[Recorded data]
= = = =
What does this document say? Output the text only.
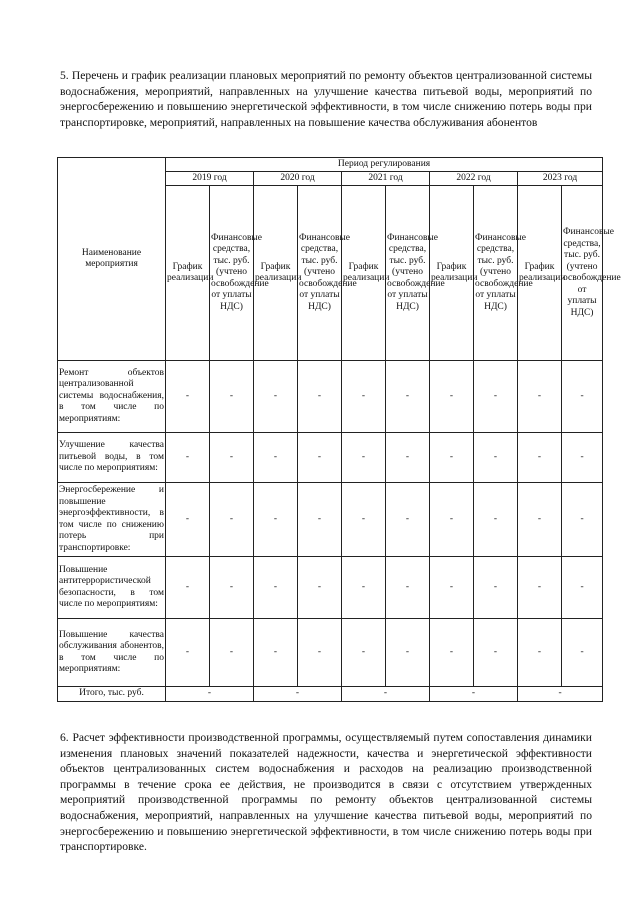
5. Перечень и график реализации плановых мероприятий по ремонту объектов централизованной системы водоснабжения, мероприятий, направленных на улучшение качества питьевой воды, мероприятий по энергосбережению и повышению энергетической эффективности, в том числе снижению потерь воды при транспортировке, мероприятий, направленных на повышение качества обслуживания абонентов

Наименование мероприятия	Период регулирования									
	2019 год		2020 год		2021 год		2022 год		2023 год	
	График реализации	Финансовые средства, тыс. руб. (учтено освобождение от уплаты НДС)	График реализации	Финансовые средства, тыс. руб. (учтено освобождение от уплаты НДС)	График реализации	Финансовые средства, тыс. руб. (учтено освобождение от уплаты НДС)	График реализации	Финансовые средства, тыс. руб. (учтено освобождение от уплаты НДС)	График реализации	Финансовые средства, тыс. руб. (учтено освобождение от уплаты НДС)
Ремонт объектов централизованной системы водоснабжения, в том числе по мероприятиям:	-	-	-	-	-	-	-	-	-	-
Улучшение качества питьевой воды, в том числе по мероприятиям:	-	-	-	-	-	-	-	-	-	-
Энергосбережение и повышение энергоэффективности, в том числе по снижению потерь при транспортировке:	-	-	-	-	-	-	-	-	-	-
Повышение антитеррористической безопасности, в том числе по мероприятиям:	-	-	-	-	-	-	-	-	-	-
Повышение качества обслуживания абонентов, в том числе по мероприятиям:	-	-	-	-	-	-	-	-	-	-
Итого, тыс. руб.	-		-		-		-		-	

6. Расчет эффективности производственной программы, осуществляемый путем сопоставления динамики изменения плановых значений показателей надежности, качества и энергетической эффективности объектов централизованных систем водоснабжения и расходов на реализацию производственной программы в течение срока ее действия, не производится в связи с отсутствием утвержденных мероприятий производственной программы по ремонту объектов централизованной системы водоснабжения, мероприятий, направленных на улучшение качества питьевой воды, мероприятий по энергосбережению и повышению энергетической эффективности, в том числе снижению потерь воды при транспортировке.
= = = =
### WHAT THE TASK REQUIRES
Every line above should be repeated exactly; pictures stay out of the copy.

### CORRECT ANSWER
What does this document say? Output the text only.
5. Перечень и график реализации плановых мероприятий по ремонту объектов централизованной системы водоснабжения, мероприятий, направленных на улучшение качества питьевой воды, мероприятий по энергосбережению и повышению энергетической эффективности, в том числе снижению потерь воды при транспортировке, мероприятий, направленных на повышение качества обслуживания абонентов

Наименование мероприятия	Период регулирования									
	2019 год		2020 год		2021 год		2022 год		2023 год	
	График реализации	Финансовые средства, тыс. руб. (учтено освобождение от уплаты НДС)	График реализации	Финансовые средства, тыс. руб. (учтено освобождение от уплаты НДС)	График реализации	Финансовые средства, тыс. руб. (учтено освобождение от уплаты НДС)	График реализации	Финансовые средства, тыс. руб. (учтено освобождение от уплаты НДС)	График реализации	Финансовые средства, тыс. руб. (учтено освобождение от уплаты НДС)
Ремонт объектов централизованной системы водоснабжения, в том числе по мероприятиям:	-	-	-	-	-	-	-	-	-	-
Улучшение качества питьевой воды, в том числе по мероприятиям:	-	-	-	-	-	-	-	-	-	-
Энергосбережение и повышение энергоэффективности, в том числе по снижению потерь при транспортировке:	-	-	-	-	-	-	-	-	-	-
Повышение антитеррористической безопасности, в том числе по мероприятиям:	-	-	-	-	-	-	-	-	-	-
Повышение качества обслуживания абонентов, в том числе по мероприятиям:	-	-	-	-	-	-	-	-	-	-
Итого, тыс. руб.	-		-		-		-		-	

6. Расчет эффективности производственной программы, осуществляемый путем сопоставления динамики изменения плановых значений показателей надежности, качества и энергетической эффективности объектов централизованных систем водоснабжения и расходов на реализацию производственной программы в течение срока ее действия, не производится в связи с отсутствием утвержденных мероприятий производственной программы по ремонту объектов централизованной системы водоснабжения, мероприятий, направленных на улучшение качества питьевой воды, мероприятий по энергосбережению и повышению энергетической эффективности, в том числе снижению потерь воды при транспортировке.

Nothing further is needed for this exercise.